Write out the records word for word, with no pictures.

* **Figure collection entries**
———

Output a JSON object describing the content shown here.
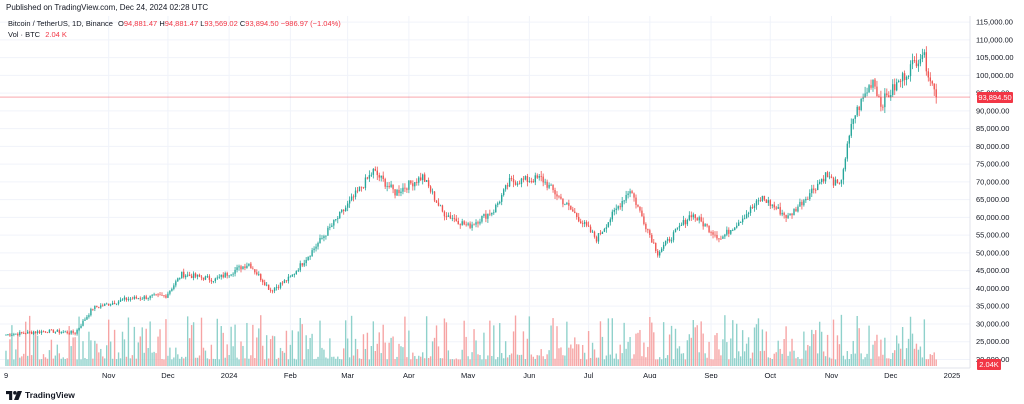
{
  "published": "Published on TradingView.com, Dec 24, 2024 02:28 UTC",
  "legend": {
    "symbol": "Bitcoin / TetherUS, 1D, Binance",
    "o_label": "O",
    "o_value": "94,881.47",
    "h_label": "H",
    "h_value": "94,881.47",
    "l_label": "L",
    "l_value": "93,569.02",
    "c_label": "C",
    "c_value": "93,894.50",
    "change": "−986.97 (−1.04%)",
    "vol_label": "Vol · BTC",
    "vol_value": "2.04 K"
  },
  "last_price_badge": "93,894.50",
  "volume_badge": "2.04K",
  "footer": {
    "brand": "TradingView",
    "logo_icon": "tradingview-logo-icon"
  },
  "colors": {
    "up": "#26a69a",
    "down": "#ef5350",
    "up_vol": "#8fd1cb",
    "down_vol": "#f6a4a4",
    "price_line": "#f23645",
    "grid": "#f0f3fa"
  },
  "chart_data": {
    "type": "candlestick",
    "title": "Bitcoin / TetherUS, 1D, Binance",
    "y_tick_labels": [
      "115,000.00",
      "110,000.00",
      "105,000.00",
      "100,000.00",
      "95,000.00",
      "90,000.00",
      "85,000.00",
      "80,000.00",
      "75,000.00",
      "70,000.00",
      "65,000.00",
      "60,000.00",
      "55,000.00",
      "50,000.00",
      "45,000.00",
      "40,000.00",
      "35,000.00",
      "30,000.00",
      "25,000.00",
      "20,000.00"
    ],
    "y_tick_values": [
      115000,
      110000,
      105000,
      100000,
      95000,
      90000,
      85000,
      80000,
      75000,
      70000,
      65000,
      60000,
      55000,
      50000,
      45000,
      40000,
      35000,
      30000,
      25000,
      20000
    ],
    "x_tick_labels": [
      "9",
      "Nov",
      "Dec",
      "2024",
      "Feb",
      "Mar",
      "Apr",
      "May",
      "Jun",
      "Jul",
      "Aug",
      "Sep",
      "Oct",
      "Nov",
      "Dec",
      "2025"
    ],
    "x_tick_months": [
      "2023-09",
      "2023-11",
      "2023-12",
      "2024-01",
      "2024-02",
      "2024-03",
      "2024-04",
      "2024-05",
      "2024-06",
      "2024-07",
      "2024-08",
      "2024-09",
      "2024-10",
      "2024-11",
      "2024-12",
      "2025-01"
    ],
    "last_close": 93894.5,
    "ylim": [
      19000,
      117000
    ],
    "price_path_approx": [
      [
        "2023-09-10",
        27000
      ],
      [
        "2023-10-01",
        28000
      ],
      [
        "2023-10-15",
        27500
      ],
      [
        "2023-10-24",
        34500
      ],
      [
        "2023-11-10",
        37000
      ],
      [
        "2023-11-30",
        38000
      ],
      [
        "2023-12-08",
        44000
      ],
      [
        "2023-12-25",
        42500
      ],
      [
        "2024-01-11",
        47000
      ],
      [
        "2024-01-22",
        39500
      ],
      [
        "2024-02-01",
        43000
      ],
      [
        "2024-02-14",
        52000
      ],
      [
        "2024-02-28",
        62000
      ],
      [
        "2024-03-14",
        73000
      ],
      [
        "2024-03-25",
        67000
      ],
      [
        "2024-04-08",
        71500
      ],
      [
        "2024-04-18",
        61500
      ],
      [
        "2024-05-01",
        57500
      ],
      [
        "2024-05-14",
        62000
      ],
      [
        "2024-05-22",
        70000
      ],
      [
        "2024-06-07",
        71000
      ],
      [
        "2024-06-24",
        61000
      ],
      [
        "2024-07-05",
        54000
      ],
      [
        "2024-07-22",
        68000
      ],
      [
        "2024-08-05",
        50000
      ],
      [
        "2024-08-22",
        61000
      ],
      [
        "2024-09-06",
        54000
      ],
      [
        "2024-09-27",
        65500
      ],
      [
        "2024-10-10",
        60000
      ],
      [
        "2024-10-29",
        72000
      ],
      [
        "2024-11-05",
        68500
      ],
      [
        "2024-11-12",
        88000
      ],
      [
        "2024-11-22",
        99000
      ],
      [
        "2024-11-26",
        92000
      ],
      [
        "2024-12-05",
        98000
      ],
      [
        "2024-12-17",
        106500
      ],
      [
        "2024-12-24",
        93894.5
      ]
    ]
  }
}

———

* **The response**
Output a JSON object describing the content shown here.
{
  "published": "Published on TradingView.com, Dec 24, 2024 02:28 UTC",
  "legend": {
    "symbol": "Bitcoin / TetherUS, 1D, Binance",
    "o_label": "O",
    "o_value": "94,881.47",
    "h_label": "H",
    "h_value": "94,881.47",
    "l_label": "L",
    "l_value": "93,569.02",
    "c_label": "C",
    "c_value": "93,894.50",
    "change": "−986.97 (−1.04%)",
    "vol_label": "Vol · BTC",
    "vol_value": "2.04 K"
  },
  "last_price_badge": "93,894.50",
  "volume_badge": "2.04K",
  "footer": {
    "brand": "TradingView",
    "logo_icon": "tradingview-logo-icon"
  },
  "colors": {
    "up": "#26a69a",
    "down": "#ef5350",
    "up_vol": "#8fd1cb",
    "down_vol": "#f6a4a4",
    "price_line": "#f23645",
    "grid": "#f0f3fa"
  },
  "chart_data": {
    "type": "candlestick",
    "title": "Bitcoin / TetherUS, 1D, Binance",
    "y_tick_labels": [
      "115,000.00",
      "110,000.00",
      "105,000.00",
      "100,000.00",
      "95,000.00",
      "90,000.00",
      "85,000.00",
      "80,000.00",
      "75,000.00",
      "70,000.00",
      "65,000.00",
      "60,000.00",
      "55,000.00",
      "50,000.00",
      "45,000.00",
      "40,000.00",
      "35,000.00",
      "30,000.00",
      "25,000.00",
      "20,000.00"
    ],
    "y_tick_values": [
      115000,
      110000,
      105000,
      100000,
      95000,
      90000,
      85000,
      80000,
      75000,
      70000,
      65000,
      60000,
      55000,
      50000,
      45000,
      40000,
      35000,
      30000,
      25000,
      20000
    ],
    "x_tick_labels": [
      "9",
      "Nov",
      "Dec",
      "2024",
      "Feb",
      "Mar",
      "Apr",
      "May",
      "Jun",
      "Jul",
      "Aug",
      "Sep",
      "Oct",
      "Nov",
      "Dec",
      "2025"
    ],
    "x_tick_months": [
      "2023-09",
      "2023-11",
      "2023-12",
      "2024-01",
      "2024-02",
      "2024-03",
      "2024-04",
      "2024-05",
      "2024-06",
      "2024-07",
      "2024-08",
      "2024-09",
      "2024-10",
      "2024-11",
      "2024-12",
      "2025-01"
    ],
    "last_close": 93894.5,
    "ylim": [
      19000,
      117000
    ],
    "price_path_approx": [
      [
        "2023-09-10",
        27000
      ],
      [
        "2023-10-01",
        28000
      ],
      [
        "2023-10-15",
        27500
      ],
      [
        "2023-10-24",
        34500
      ],
      [
        "2023-11-10",
        37000
      ],
      [
        "2023-11-30",
        38000
      ],
      [
        "2023-12-08",
        44000
      ],
      [
        "2023-12-25",
        42500
      ],
      [
        "2024-01-11",
        47000
      ],
      [
        "2024-01-22",
        39500
      ],
      [
        "2024-02-01",
        43000
      ],
      [
        "2024-02-14",
        52000
      ],
      [
        "2024-02-28",
        62000
      ],
      [
        "2024-03-14",
        73000
      ],
      [
        "2024-03-25",
        67000
      ],
      [
        "2024-04-08",
        71500
      ],
      [
        "2024-04-18",
        61500
      ],
      [
        "2024-05-01",
        57500
      ],
      [
        "2024-05-14",
        62000
      ],
      [
        "2024-05-22",
        70000
      ],
      [
        "2024-06-07",
        71000
      ],
      [
        "2024-06-24",
        61000
      ],
      [
        "2024-07-05",
        54000
      ],
      [
        "2024-07-22",
        68000
      ],
      [
        "2024-08-05",
        50000
      ],
      [
        "2024-08-22",
        61000
      ],
      [
        "2024-09-06",
        54000
      ],
      [
        "2024-09-27",
        65500
      ],
      [
        "2024-10-10",
        60000
      ],
      [
        "2024-10-29",
        72000
      ],
      [
        "2024-11-05",
        68500
      ],
      [
        "2024-11-12",
        88000
      ],
      [
        "2024-11-22",
        99000
      ],
      [
        "2024-11-26",
        92000
      ],
      [
        "2024-12-05",
        98000
      ],
      [
        "2024-12-17",
        106500
      ],
      [
        "2024-12-24",
        93894.5
      ]
    ]
  }
}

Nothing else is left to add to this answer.